» WHAT YOU ARE ASKED TO DO: In full and without deviation, write out the entries that follow.

#### DATA PROVIDED

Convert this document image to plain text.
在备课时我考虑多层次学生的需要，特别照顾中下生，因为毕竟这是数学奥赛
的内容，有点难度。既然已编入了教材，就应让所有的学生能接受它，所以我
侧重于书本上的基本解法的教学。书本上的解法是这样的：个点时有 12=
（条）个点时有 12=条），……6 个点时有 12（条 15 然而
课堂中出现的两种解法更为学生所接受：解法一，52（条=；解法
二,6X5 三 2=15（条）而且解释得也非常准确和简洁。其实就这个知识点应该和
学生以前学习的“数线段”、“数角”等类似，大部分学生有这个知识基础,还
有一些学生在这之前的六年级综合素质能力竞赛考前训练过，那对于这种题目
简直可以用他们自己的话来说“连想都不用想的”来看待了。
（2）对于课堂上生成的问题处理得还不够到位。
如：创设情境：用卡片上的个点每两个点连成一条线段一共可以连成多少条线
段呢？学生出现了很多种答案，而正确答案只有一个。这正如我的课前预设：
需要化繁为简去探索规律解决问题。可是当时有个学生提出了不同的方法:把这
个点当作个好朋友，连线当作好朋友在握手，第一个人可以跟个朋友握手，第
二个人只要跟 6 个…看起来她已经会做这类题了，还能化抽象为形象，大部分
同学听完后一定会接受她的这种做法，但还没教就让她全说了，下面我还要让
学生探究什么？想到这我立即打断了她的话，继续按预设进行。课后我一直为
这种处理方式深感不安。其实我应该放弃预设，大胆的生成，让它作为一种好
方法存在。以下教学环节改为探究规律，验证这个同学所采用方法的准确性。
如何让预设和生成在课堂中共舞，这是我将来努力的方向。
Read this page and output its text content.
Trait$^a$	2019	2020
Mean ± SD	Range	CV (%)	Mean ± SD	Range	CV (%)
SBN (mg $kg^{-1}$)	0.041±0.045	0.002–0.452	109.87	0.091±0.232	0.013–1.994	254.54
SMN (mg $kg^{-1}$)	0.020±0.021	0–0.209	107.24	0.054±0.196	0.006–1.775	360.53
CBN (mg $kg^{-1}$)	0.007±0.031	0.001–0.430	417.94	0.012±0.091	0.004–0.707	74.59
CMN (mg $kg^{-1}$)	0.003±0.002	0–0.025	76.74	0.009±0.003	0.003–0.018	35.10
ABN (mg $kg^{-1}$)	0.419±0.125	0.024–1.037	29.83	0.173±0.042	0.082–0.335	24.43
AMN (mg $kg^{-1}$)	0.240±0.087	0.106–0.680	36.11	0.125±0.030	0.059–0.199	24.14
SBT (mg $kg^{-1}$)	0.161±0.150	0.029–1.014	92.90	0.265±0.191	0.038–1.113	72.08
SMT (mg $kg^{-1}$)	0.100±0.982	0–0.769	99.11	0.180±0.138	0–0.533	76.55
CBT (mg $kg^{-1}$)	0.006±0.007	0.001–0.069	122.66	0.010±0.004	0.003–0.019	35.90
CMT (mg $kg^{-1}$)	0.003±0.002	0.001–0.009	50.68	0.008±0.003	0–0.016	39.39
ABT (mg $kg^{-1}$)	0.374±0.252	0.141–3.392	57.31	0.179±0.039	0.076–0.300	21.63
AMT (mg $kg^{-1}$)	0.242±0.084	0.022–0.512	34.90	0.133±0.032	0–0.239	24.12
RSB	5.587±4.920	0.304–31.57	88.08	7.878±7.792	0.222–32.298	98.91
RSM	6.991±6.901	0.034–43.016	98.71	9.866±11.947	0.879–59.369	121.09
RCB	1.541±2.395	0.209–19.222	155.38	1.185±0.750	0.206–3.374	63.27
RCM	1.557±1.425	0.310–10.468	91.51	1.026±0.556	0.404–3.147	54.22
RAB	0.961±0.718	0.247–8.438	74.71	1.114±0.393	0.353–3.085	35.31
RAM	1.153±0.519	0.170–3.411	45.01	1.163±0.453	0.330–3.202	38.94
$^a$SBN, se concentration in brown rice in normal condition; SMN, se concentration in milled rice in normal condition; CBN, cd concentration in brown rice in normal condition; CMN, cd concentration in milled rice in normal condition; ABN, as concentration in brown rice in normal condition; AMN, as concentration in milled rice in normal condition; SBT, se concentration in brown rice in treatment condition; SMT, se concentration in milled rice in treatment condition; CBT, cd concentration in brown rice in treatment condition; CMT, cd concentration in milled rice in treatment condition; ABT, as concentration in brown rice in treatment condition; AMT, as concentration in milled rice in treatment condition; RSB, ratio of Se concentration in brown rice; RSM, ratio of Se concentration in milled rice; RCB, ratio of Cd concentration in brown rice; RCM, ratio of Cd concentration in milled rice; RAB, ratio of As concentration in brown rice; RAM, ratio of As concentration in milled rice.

########

» CORRECT ANSWER:
Convert this document image to plain text.
在备课时我考虑多层次学生的需要，特别照顾中下生，因为毕竟这是数学奥赛
的内容，有点难度。既然已编入了教材，就应让所有的学生能接受它，所以我
侧重于书本上的基本解法的教学。书本上的解法是这样的：个点时有 12=
（条）个点时有 12=条），……6 个点时有 12（条 15 然而
课堂中出现的两种解法更为学生所接受：解法一，52（条=；解法
二,6X5 三 2=15（条）而且解释得也非常准确和简洁。其实就这个知识点应该和
学生以前学习的“数线段”、“数角”等类似，大部分学生有这个知识基础,还
有一些学生在这之前的六年级综合素质能力竞赛考前训练过，那对于这种题目
简直可以用他们自己的话来说“连想都不用想的”来看待了。
（2）对于课堂上生成的问题处理得还不够到位。
如：创设情境：用卡片上的个点每两个点连成一条线段一共可以连成多少条线
段呢？学生出现了很多种答案，而正确答案只有一个。这正如我的课前预设：
需要化繁为简去探索规律解决问题。可是当时有个学生提出了不同的方法:把这
个点当作个好朋友，连线当作好朋友在握手，第一个人可以跟个朋友握手，第
二个人只要跟 6 个…看起来她已经会做这类题了，还能化抽象为形象，大部分
同学听完后一定会接受她的这种做法，但还没教就让她全说了，下面我还要让
学生探究什么？想到这我立即打断了她的话，继续按预设进行。课后我一直为
这种处理方式深感不安。其实我应该放弃预设，大胆的生成，让它作为一种好
方法存在。以下教学环节改为探究规律，验证这个同学所采用方法的准确性。
如何让预设和生成在课堂中共舞，这是我将来努力的方向。
Read this page and output its text content.
Trait$^a$	2019	2020
Mean ± SD	Range	CV (%)	Mean ± SD	Range	CV (%)
SBN (mg $kg^{-1}$)	0.041±0.045	0.002–0.452	109.87	0.091±0.232	0.013–1.994	254.54
SMN (mg $kg^{-1}$)	0.020±0.021	0–0.209	107.24	0.054±0.196	0.006–1.775	360.53
CBN (mg $kg^{-1}$)	0.007±0.031	0.001–0.430	417.94	0.012±0.091	0.004–0.707	74.59
CMN (mg $kg^{-1}$)	0.003±0.002	0–0.025	76.74	0.009±0.003	0.003–0.018	35.10
ABN (mg $kg^{-1}$)	0.419±0.125	0.024–1.037	29.83	0.173±0.042	0.082–0.335	24.43
AMN (mg $kg^{-1}$)	0.240±0.087	0.106–0.680	36.11	0.125±0.030	0.059–0.199	24.14
SBT (mg $kg^{-1}$)	0.161±0.150	0.029–1.014	92.90	0.265±0.191	0.038–1.113	72.08
SMT (mg $kg^{-1}$)	0.100±0.982	0–0.769	99.11	0.180±0.138	0–0.533	76.55
CBT (mg $kg^{-1}$)	0.006±0.007	0.001–0.069	122.66	0.010±0.004	0.003–0.019	35.90
CMT (mg $kg^{-1}$)	0.003±0.002	0.001–0.009	50.68	0.008±0.003	0–0.016	39.39
ABT (mg $kg^{-1}$)	0.374±0.252	0.141–3.392	57.31	0.179±0.039	0.076–0.300	21.63
AMT (mg $kg^{-1}$)	0.242±0.084	0.022–0.512	34.90	0.133±0.032	0–0.239	24.12
RSB	5.587±4.920	0.304–31.57	88.08	7.878±7.792	0.222–32.298	98.91
RSM	6.991±6.901	0.034–43.016	98.71	9.866±11.947	0.879–59.369	121.09
RCB	1.541±2.395	0.209–19.222	155.38	1.185±0.750	0.206–3.374	63.27
RCM	1.557±1.425	0.310–10.468	91.51	1.026±0.556	0.404–3.147	54.22
RAB	0.961±0.718	0.247–8.438	74.71	1.114±0.393	0.353–3.085	35.31
RAM	1.153±0.519	0.170–3.411	45.01	1.163±0.453	0.330–3.202	38.94
$^a$SBN, se concentration in brown rice in normal condition; SMN, se concentration in milled rice in normal condition; CBN, cd concentration in brown rice in normal condition; CMN, cd concentration in milled rice in normal condition; ABN, as concentration in brown rice in normal condition; AMN, as concentration in milled rice in normal condition; SBT, se concentration in brown rice in treatment condition; SMT, se concentration in milled rice in treatment condition; CBT, cd concentration in brown rice in treatment condition; CMT, cd concentration in milled rice in treatment condition; ABT, as concentration in brown rice in treatment condition; AMT, as concentration in milled rice in treatment condition; RSB, ratio of Se concentration in brown rice; RSM, ratio of Se concentration in milled rice; RCB, ratio of Cd concentration in brown rice; RCM, ratio of Cd concentration in milled rice; RAB, ratio of As concentration in brown rice; RAM, ratio of As concentration in milled rice.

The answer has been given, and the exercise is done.